Dataset content:
* * * * *

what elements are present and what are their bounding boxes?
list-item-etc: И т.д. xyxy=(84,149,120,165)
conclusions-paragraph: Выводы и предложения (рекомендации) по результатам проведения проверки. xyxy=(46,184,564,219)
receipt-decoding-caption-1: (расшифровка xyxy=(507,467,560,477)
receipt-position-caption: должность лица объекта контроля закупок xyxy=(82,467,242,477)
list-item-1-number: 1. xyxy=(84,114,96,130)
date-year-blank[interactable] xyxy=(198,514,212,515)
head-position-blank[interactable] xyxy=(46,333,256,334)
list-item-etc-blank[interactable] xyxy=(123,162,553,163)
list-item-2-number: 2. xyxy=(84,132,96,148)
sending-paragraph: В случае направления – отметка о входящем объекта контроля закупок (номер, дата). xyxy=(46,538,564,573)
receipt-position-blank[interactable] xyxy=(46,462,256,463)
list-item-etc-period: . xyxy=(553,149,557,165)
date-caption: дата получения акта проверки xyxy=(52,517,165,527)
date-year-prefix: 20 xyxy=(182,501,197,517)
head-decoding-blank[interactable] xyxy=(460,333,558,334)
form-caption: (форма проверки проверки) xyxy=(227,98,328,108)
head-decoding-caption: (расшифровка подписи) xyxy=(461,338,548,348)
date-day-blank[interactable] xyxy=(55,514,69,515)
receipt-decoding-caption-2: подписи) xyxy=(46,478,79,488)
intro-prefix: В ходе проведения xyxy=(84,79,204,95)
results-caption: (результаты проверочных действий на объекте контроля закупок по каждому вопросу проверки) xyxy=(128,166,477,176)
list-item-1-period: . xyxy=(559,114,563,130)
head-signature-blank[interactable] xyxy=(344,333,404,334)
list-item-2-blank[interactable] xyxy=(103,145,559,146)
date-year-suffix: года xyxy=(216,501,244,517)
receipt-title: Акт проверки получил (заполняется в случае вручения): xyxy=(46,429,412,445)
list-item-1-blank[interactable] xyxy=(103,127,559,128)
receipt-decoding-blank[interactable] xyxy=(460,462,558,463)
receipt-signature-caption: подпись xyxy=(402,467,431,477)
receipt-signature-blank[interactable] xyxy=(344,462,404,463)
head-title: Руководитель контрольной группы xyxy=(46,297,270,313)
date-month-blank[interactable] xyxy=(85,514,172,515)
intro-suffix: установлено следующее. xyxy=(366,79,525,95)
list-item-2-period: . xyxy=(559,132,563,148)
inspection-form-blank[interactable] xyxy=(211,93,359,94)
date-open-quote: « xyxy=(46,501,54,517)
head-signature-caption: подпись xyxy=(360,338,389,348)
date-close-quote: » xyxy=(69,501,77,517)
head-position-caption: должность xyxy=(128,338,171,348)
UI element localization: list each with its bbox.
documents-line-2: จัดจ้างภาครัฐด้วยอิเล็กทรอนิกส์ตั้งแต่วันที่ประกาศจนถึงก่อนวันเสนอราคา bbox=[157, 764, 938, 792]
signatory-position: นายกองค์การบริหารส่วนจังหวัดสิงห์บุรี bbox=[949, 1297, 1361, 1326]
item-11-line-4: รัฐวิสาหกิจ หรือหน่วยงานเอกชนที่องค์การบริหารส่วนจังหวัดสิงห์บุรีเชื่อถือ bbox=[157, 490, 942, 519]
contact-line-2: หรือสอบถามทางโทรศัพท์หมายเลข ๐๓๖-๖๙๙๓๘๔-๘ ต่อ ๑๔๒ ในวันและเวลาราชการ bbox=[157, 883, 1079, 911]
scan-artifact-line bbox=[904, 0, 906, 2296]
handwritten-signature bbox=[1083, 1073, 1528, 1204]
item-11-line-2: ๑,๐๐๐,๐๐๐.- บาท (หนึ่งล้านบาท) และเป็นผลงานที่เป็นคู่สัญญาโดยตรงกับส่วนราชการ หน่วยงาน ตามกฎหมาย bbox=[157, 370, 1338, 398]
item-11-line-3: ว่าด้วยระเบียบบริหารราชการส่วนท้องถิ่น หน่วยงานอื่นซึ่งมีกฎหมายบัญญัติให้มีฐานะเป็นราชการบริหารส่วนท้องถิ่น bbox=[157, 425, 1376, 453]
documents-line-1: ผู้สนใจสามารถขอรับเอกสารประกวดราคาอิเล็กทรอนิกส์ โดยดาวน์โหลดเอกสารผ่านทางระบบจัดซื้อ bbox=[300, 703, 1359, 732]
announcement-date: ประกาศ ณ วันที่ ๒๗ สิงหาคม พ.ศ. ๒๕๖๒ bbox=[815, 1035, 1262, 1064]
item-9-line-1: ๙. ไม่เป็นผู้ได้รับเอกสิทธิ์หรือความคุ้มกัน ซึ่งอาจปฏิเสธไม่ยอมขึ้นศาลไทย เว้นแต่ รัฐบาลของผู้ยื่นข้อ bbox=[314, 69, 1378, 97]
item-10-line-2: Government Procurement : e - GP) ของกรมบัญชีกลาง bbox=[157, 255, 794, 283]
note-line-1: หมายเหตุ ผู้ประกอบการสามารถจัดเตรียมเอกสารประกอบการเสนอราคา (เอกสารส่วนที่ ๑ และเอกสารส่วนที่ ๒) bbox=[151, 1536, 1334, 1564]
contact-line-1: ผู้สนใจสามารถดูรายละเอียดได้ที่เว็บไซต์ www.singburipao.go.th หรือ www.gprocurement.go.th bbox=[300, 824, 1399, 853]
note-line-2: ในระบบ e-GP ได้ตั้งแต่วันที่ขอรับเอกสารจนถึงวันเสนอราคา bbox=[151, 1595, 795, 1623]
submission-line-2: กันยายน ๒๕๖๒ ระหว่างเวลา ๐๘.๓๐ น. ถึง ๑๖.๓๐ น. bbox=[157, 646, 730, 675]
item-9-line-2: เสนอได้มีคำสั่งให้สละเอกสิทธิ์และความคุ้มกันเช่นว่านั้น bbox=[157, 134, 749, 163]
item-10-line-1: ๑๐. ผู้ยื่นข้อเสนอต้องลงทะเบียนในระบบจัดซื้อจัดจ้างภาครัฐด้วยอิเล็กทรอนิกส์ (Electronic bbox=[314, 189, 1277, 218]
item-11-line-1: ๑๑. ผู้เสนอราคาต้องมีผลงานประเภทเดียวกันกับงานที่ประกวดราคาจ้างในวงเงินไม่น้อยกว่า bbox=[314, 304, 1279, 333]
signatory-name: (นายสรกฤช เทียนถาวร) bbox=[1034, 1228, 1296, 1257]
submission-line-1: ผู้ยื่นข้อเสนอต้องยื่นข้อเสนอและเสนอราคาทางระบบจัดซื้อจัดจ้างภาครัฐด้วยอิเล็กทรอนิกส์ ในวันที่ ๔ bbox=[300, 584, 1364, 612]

* * * * *

Copy every line of the items above character for character, with nothing added or left out.

Solution for this problem:
what elements are present and what are their bounding boxes?
list-item-etc: И т.д. xyxy=(84,149,120,165)
conclusions-paragraph: Выводы и предложения (рекомендации) по результатам проведения проверки. xyxy=(46,184,564,219)
receipt-decoding-caption-1: (расшифровка xyxy=(507,467,560,477)
receipt-position-caption: должность лица объекта контроля закупок xyxy=(82,467,242,477)
list-item-1-number: 1. xyxy=(84,114,96,130)
date-year-blank[interactable] xyxy=(198,514,212,515)
head-position-blank[interactable] xyxy=(46,333,256,334)
list-item-etc-blank[interactable] xyxy=(123,162,553,163)
list-item-2-number: 2. xyxy=(84,132,96,148)
sending-paragraph: В случае направления – отметка о входящем объекта контроля закупок (номер, дата). xyxy=(46,538,564,573)
receipt-position-blank[interactable] xyxy=(46,462,256,463)
list-item-etc-period: . xyxy=(553,149,557,165)
date-caption: дата получения акта проверки xyxy=(52,517,165,527)
date-year-prefix: 20 xyxy=(182,501,197,517)
head-decoding-blank[interactable] xyxy=(460,333,558,334)
form-caption: (форма проверки проверки) xyxy=(227,98,328,108)
head-decoding-caption: (расшифровка подписи) xyxy=(461,338,548,348)
date-day-blank[interactable] xyxy=(55,514,69,515)
receipt-decoding-caption-2: подписи) xyxy=(46,478,79,488)
intro-prefix: В ходе проведения xyxy=(84,79,204,95)
results-caption: (результаты проверочных действий на объекте контроля закупок по каждому вопросу проверки) xyxy=(128,166,477,176)
list-item-1-period: . xyxy=(559,114,563,130)
head-signature-blank[interactable] xyxy=(344,333,404,334)
list-item-2-blank[interactable] xyxy=(103,145,559,146)
date-year-suffix: года xyxy=(216,501,244,517)
receipt-title: Акт проверки получил (заполняется в случае вручения): xyxy=(46,429,412,445)
list-item-1-blank[interactable] xyxy=(103,127,559,128)
receipt-decoding-blank[interactable] xyxy=(460,462,558,463)
receipt-signature-caption: подпись xyxy=(402,467,431,477)
receipt-signature-blank[interactable] xyxy=(344,462,404,463)
head-title: Руководитель контрольной группы xyxy=(46,297,270,313)
date-month-blank[interactable] xyxy=(85,514,172,515)
intro-suffix: установлено следующее. xyxy=(366,79,525,95)
list-item-2-period: . xyxy=(559,132,563,148)
inspection-form-blank[interactable] xyxy=(211,93,359,94)
date-open-quote: « xyxy=(46,501,54,517)
head-signature-caption: подпись xyxy=(360,338,389,348)
date-close-quote: » xyxy=(69,501,77,517)
head-position-caption: должность xyxy=(128,338,171,348)
UI element localization: list each with its bbox.
documents-line-2: จัดจ้างภาครัฐด้วยอิเล็กทรอนิกส์ตั้งแต่วันที่ประกาศจนถึงก่อนวันเสนอราคา bbox=[157, 764, 938, 792]
signatory-position: นายกองค์การบริหารส่วนจังหวัดสิงห์บุรี bbox=[949, 1297, 1361, 1326]
item-11-line-4: รัฐวิสาหกิจ หรือหน่วยงานเอกชนที่องค์การบริหารส่วนจังหวัดสิงห์บุรีเชื่อถือ bbox=[157, 490, 942, 519]
contact-line-2: หรือสอบถามทางโทรศัพท์หมายเลข ๐๓๖-๖๙๙๓๘๔-๘ ต่อ ๑๔๒ ในวันและเวลาราชการ bbox=[157, 883, 1079, 911]
scan-artifact-line bbox=[904, 0, 906, 2296]
handwritten-signature bbox=[1083, 1073, 1528, 1204]
item-11-line-2: ๑,๐๐๐,๐๐๐.- บาท (หนึ่งล้านบาท) และเป็นผลงานที่เป็นคู่สัญญาโดยตรงกับส่วนราชการ หน่วยงาน ตามกฎหมาย bbox=[157, 370, 1338, 398]
item-11-line-3: ว่าด้วยระเบียบบริหารราชการส่วนท้องถิ่น หน่วยงานอื่นซึ่งมีกฎหมายบัญญัติให้มีฐานะเป็นราชการบริหารส่วนท้องถิ่น bbox=[157, 425, 1376, 453]
documents-line-1: ผู้สนใจสามารถขอรับเอกสารประกวดราคาอิเล็กทรอนิกส์ โดยดาวน์โหลดเอกสารผ่านทางระบบจัดซื้อ bbox=[300, 703, 1359, 732]
announcement-date: ประกาศ ณ วันที่ ๒๗ สิงหาคม พ.ศ. ๒๕๖๒ bbox=[815, 1035, 1262, 1064]
item-9-line-1: ๙. ไม่เป็นผู้ได้รับเอกสิทธิ์หรือความคุ้มกัน ซึ่งอาจปฏิเสธไม่ยอมขึ้นศาลไทย เว้นแต่ รัฐบาลของผู้ยื่นข้อ bbox=[314, 69, 1378, 97]
item-10-line-2: Government Procurement : e - GP) ของกรมบัญชีกลาง bbox=[157, 255, 794, 283]
note-line-1: หมายเหตุ ผู้ประกอบการสามารถจัดเตรียมเอกสารประกอบการเสนอราคา (เอกสารส่วนที่ ๑ และเอกสารส่วนที่ ๒) bbox=[151, 1536, 1334, 1564]
contact-line-1: ผู้สนใจสามารถดูรายละเอียดได้ที่เว็บไซต์ www.singburipao.go.th หรือ www.gprocurement.go.th bbox=[300, 824, 1399, 853]
note-line-2: ในระบบ e-GP ได้ตั้งแต่วันที่ขอรับเอกสารจนถึงวันเสนอราคา bbox=[151, 1595, 795, 1623]
submission-line-2: กันยายน ๒๕๖๒ ระหว่างเวลา ๐๘.๓๐ น. ถึง ๑๖.๓๐ น. bbox=[157, 646, 730, 675]
item-9-line-2: เสนอได้มีคำสั่งให้สละเอกสิทธิ์และความคุ้มกันเช่นว่านั้น bbox=[157, 134, 749, 163]
item-10-line-1: ๑๐. ผู้ยื่นข้อเสนอต้องลงทะเบียนในระบบจัดซื้อจัดจ้างภาครัฐด้วยอิเล็กทรอนิกส์ (Electronic bbox=[314, 189, 1277, 218]
item-11-line-1: ๑๑. ผู้เสนอราคาต้องมีผลงานประเภทเดียวกันกับงานที่ประกวดราคาจ้างในวงเงินไม่น้อยกว่า bbox=[314, 304, 1279, 333]
signatory-name: (นายสรกฤช เทียนถาวร) bbox=[1034, 1228, 1296, 1257]
submission-line-1: ผู้ยื่นข้อเสนอต้องยื่นข้อเสนอและเสนอราคาทางระบบจัดซื้อจัดจ้างภาครัฐด้วยอิเล็กทรอนิกส์ ในวันที่ ๔ bbox=[300, 584, 1364, 612]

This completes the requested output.